What the task requires: Copy every entry word for word. Skip the pictures.
--- START OF Data for this task ---
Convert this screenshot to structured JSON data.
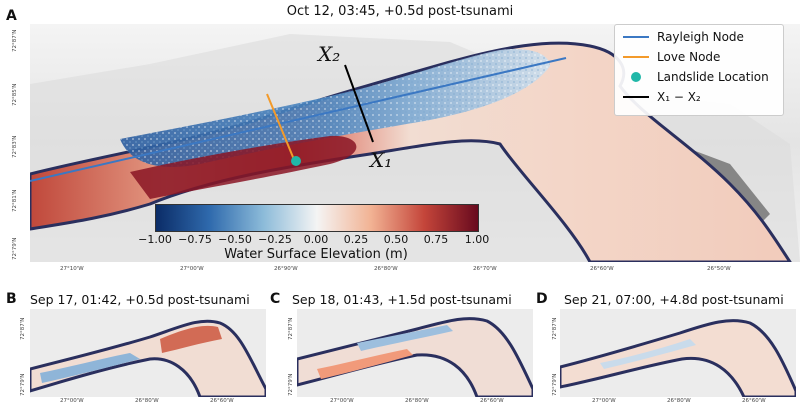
{
  "panel_a": {
    "letter": "A",
    "title": "Oct 12, 03:45, +0.5d post-tsunami",
    "legend": [
      {
        "label": "Rayleigh Node",
        "color": "#3b78c3",
        "kind": "line"
      },
      {
        "label": "Love Node",
        "color": "#f39a2a",
        "kind": "line"
      },
      {
        "label": "Landslide Location",
        "color": "#20b7a8",
        "kind": "dot"
      },
      {
        "label": "X₁ − X₂",
        "color": "#000000",
        "kind": "line"
      }
    ],
    "map_labels": {
      "x1": "X₁",
      "x2": "X₂"
    },
    "x_ticks": [
      "27°10'W",
      "27°00'W",
      "26°90'W",
      "26°80'W",
      "26°70'W",
      "26°60'W",
      "26°50'W"
    ],
    "y_ticks": [
      "72°87'N",
      "72°85'N",
      "72°83'N",
      "72°81'N",
      "72°79'N"
    ],
    "colorbar": {
      "ticks": [
        "−1.00",
        "−0.75",
        "−0.50",
        "−0.25",
        "0.00",
        "0.25",
        "0.50",
        "0.75",
        "1.00"
      ],
      "label": "Water Surface Elevation (m)",
      "colors": [
        "#0b2c67",
        "#2f6aad",
        "#8cbbd9",
        "#f4f4f4",
        "#f2b394",
        "#c4453a",
        "#680a1e"
      ]
    }
  },
  "panel_b": {
    "letter": "B",
    "title": "Sep 17, 01:42, +0.5d post-tsunami",
    "x_ticks": [
      "27°00'W",
      "26°80'W",
      "26°60'W"
    ],
    "y_ticks": [
      "72°87'N",
      "72°79'N"
    ]
  },
  "panel_c": {
    "letter": "C",
    "title": "Sep 18, 01:43, +1.5d post-tsunami",
    "x_ticks": [
      "27°00'W",
      "26°80'W",
      "26°60'W"
    ],
    "y_ticks": [
      "72°87'N",
      "72°79'N"
    ]
  },
  "panel_d": {
    "letter": "D",
    "title": "Sep 21, 07:00, +4.8d post-tsunami",
    "x_ticks": [
      "27°00'W",
      "26°80'W",
      "26°60'W"
    ],
    "y_ticks": [
      "72°87'N",
      "72°79'N"
    ]
  }
}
--- END OF Data for this task ---
Solution to this problem:
Convert this screenshot to structured JSON data.
{
  "panel_a": {
    "letter": "A",
    "title": "Oct 12, 03:45, +0.5d post-tsunami",
    "legend": [
      {
        "label": "Rayleigh Node",
        "color": "#3b78c3",
        "kind": "line"
      },
      {
        "label": "Love Node",
        "color": "#f39a2a",
        "kind": "line"
      },
      {
        "label": "Landslide Location",
        "color": "#20b7a8",
        "kind": "dot"
      },
      {
        "label": "X₁ − X₂",
        "color": "#000000",
        "kind": "line"
      }
    ],
    "map_labels": {
      "x1": "X₁",
      "x2": "X₂"
    },
    "x_ticks": [
      "27°10'W",
      "27°00'W",
      "26°90'W",
      "26°80'W",
      "26°70'W",
      "26°60'W",
      "26°50'W"
    ],
    "y_ticks": [
      "72°87'N",
      "72°85'N",
      "72°83'N",
      "72°81'N",
      "72°79'N"
    ],
    "colorbar": {
      "ticks": [
        "−1.00",
        "−0.75",
        "−0.50",
        "−0.25",
        "0.00",
        "0.25",
        "0.50",
        "0.75",
        "1.00"
      ],
      "label": "Water Surface Elevation (m)",
      "colors": [
        "#0b2c67",
        "#2f6aad",
        "#8cbbd9",
        "#f4f4f4",
        "#f2b394",
        "#c4453a",
        "#680a1e"
      ]
    }
  },
  "panel_b": {
    "letter": "B",
    "title": "Sep 17, 01:42, +0.5d post-tsunami",
    "x_ticks": [
      "27°00'W",
      "26°80'W",
      "26°60'W"
    ],
    "y_ticks": [
      "72°87'N",
      "72°79'N"
    ]
  },
  "panel_c": {
    "letter": "C",
    "title": "Sep 18, 01:43, +1.5d post-tsunami",
    "x_ticks": [
      "27°00'W",
      "26°80'W",
      "26°60'W"
    ],
    "y_ticks": [
      "72°87'N",
      "72°79'N"
    ]
  },
  "panel_d": {
    "letter": "D",
    "title": "Sep 21, 07:00, +4.8d post-tsunami",
    "x_ticks": [
      "27°00'W",
      "26°80'W",
      "26°60'W"
    ],
    "y_ticks": [
      "72°87'N",
      "72°79'N"
    ]
  }
}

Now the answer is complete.